Excerpt:
# # #
So far I’ve only read the first 20 pages but I have a feeling I’m going to enjoy it. Theroux, a journalist and novelist who lived and taught in Malawi for five years in the 60’s, travels across the African continent from Cairo to Cape Town. He documents is journey from country to country and his experience of the cultures, landscapes and people some of which he is revisiting after having taught there 40 odd years before.

Where I’m at, Theroux is in Egypt waiting for confirmation of his Sudanese visa. While he waits, he does some exploring and visits the Sphinx. Theroux has some interesting thoughts on the history of the Sphinx’s documentation. The quote which stuck out the most for me in this section, and since starting the book, is this:

“But photography’s spoiling of the visual pleasure of places is nothing compared to the way the Internet and our age of information have destroyed the pleasure of discovery in travel.”

This sentence was like a splash of ice-cold water to the face for me. I spend a lot of my time online scrolling through posts and pictures of exotic countries, artifacts and people. So I have a set up image in my mind of what I think they should look like and how i will feel when I experiece them in real life. Before reading Theroux’s thoughts, I had never thought about the way the Internet has affected the way I experience things.

Can it really make such a difference?

Yes.
# # #
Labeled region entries
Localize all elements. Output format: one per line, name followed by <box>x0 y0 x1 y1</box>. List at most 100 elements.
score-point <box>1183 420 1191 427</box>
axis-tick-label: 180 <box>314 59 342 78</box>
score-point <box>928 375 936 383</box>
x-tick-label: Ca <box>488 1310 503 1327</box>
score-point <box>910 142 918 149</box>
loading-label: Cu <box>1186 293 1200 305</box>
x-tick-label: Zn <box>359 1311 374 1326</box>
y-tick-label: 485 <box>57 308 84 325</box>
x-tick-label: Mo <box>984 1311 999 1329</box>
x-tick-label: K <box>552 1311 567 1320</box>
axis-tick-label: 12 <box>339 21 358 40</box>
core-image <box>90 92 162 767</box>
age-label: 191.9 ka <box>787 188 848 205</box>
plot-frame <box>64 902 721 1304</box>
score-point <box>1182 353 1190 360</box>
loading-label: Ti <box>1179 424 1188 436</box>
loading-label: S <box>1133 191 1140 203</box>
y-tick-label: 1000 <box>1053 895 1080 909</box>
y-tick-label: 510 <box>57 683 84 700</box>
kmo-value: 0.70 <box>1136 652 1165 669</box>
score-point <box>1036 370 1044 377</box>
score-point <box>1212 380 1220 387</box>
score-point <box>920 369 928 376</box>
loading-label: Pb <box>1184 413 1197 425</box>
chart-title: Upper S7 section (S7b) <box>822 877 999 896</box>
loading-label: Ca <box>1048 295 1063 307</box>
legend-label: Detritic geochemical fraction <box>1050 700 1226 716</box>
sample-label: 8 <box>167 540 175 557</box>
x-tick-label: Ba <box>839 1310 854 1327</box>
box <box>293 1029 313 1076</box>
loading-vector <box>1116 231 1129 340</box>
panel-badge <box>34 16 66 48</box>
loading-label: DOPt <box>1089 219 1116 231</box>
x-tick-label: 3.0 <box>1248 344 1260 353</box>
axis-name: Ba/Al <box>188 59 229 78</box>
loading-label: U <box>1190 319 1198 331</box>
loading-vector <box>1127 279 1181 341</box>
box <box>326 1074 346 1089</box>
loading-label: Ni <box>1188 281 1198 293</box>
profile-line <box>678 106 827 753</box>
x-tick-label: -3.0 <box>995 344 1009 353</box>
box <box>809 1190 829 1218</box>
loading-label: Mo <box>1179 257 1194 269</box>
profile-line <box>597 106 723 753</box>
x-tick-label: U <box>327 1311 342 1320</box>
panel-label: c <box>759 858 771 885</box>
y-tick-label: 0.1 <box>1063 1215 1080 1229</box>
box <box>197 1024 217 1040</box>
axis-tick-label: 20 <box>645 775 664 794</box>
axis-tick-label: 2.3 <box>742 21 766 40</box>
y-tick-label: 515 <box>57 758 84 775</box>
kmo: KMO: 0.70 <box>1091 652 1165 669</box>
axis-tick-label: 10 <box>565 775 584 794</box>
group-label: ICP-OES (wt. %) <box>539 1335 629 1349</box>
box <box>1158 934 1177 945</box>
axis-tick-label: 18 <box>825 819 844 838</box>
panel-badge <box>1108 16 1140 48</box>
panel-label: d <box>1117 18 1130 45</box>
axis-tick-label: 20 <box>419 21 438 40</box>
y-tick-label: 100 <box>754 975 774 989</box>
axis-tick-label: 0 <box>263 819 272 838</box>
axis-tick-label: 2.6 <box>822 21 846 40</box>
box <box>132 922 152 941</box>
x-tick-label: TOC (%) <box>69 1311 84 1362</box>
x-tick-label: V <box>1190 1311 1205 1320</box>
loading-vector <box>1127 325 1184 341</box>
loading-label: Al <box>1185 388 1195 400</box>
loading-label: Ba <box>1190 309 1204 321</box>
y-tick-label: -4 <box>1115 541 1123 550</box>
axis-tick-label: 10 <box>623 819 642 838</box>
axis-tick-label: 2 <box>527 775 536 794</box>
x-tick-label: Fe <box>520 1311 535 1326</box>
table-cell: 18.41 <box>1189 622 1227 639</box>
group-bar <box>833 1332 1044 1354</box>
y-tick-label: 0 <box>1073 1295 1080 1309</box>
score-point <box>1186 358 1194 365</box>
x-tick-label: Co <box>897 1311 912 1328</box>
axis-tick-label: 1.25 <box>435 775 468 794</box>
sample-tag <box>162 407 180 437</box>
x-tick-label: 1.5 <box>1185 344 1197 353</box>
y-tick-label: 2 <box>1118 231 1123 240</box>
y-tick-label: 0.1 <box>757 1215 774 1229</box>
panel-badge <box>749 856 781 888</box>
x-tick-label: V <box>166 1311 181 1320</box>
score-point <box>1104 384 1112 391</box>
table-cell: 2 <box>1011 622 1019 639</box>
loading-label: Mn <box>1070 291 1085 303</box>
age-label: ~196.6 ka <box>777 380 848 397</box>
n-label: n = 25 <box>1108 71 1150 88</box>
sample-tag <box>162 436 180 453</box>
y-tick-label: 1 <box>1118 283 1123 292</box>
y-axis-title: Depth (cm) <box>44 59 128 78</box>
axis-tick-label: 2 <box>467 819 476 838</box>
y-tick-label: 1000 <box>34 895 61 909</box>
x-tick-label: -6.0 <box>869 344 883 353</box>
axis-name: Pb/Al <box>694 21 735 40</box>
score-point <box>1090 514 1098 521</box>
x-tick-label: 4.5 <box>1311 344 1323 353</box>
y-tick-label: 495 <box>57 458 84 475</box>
# # #
Work to complete:
a. According to the excerpt about Theroux's journey, how long did Theroux live and teach in Malawi?
b. Set down the part of the excerpt about Theroux's journey that begins at the words "So far I’ve" and stops after "odd years before.".

Answers by task:
a. He lived and taught there for five years, in the '60s.

b.
So far I’ve only read the first 20 pages but I have a feeling I’m going to enjoy it. Theroux, a journalist and novelist who lived and taught in Malawi for five years in the 60’s, travels across the African continent from Cairo to Cape Town. He documents is journey from country to country and his experience of the cultures, landscapes and people some of which he is revisiting after having taught there 40 odd years before.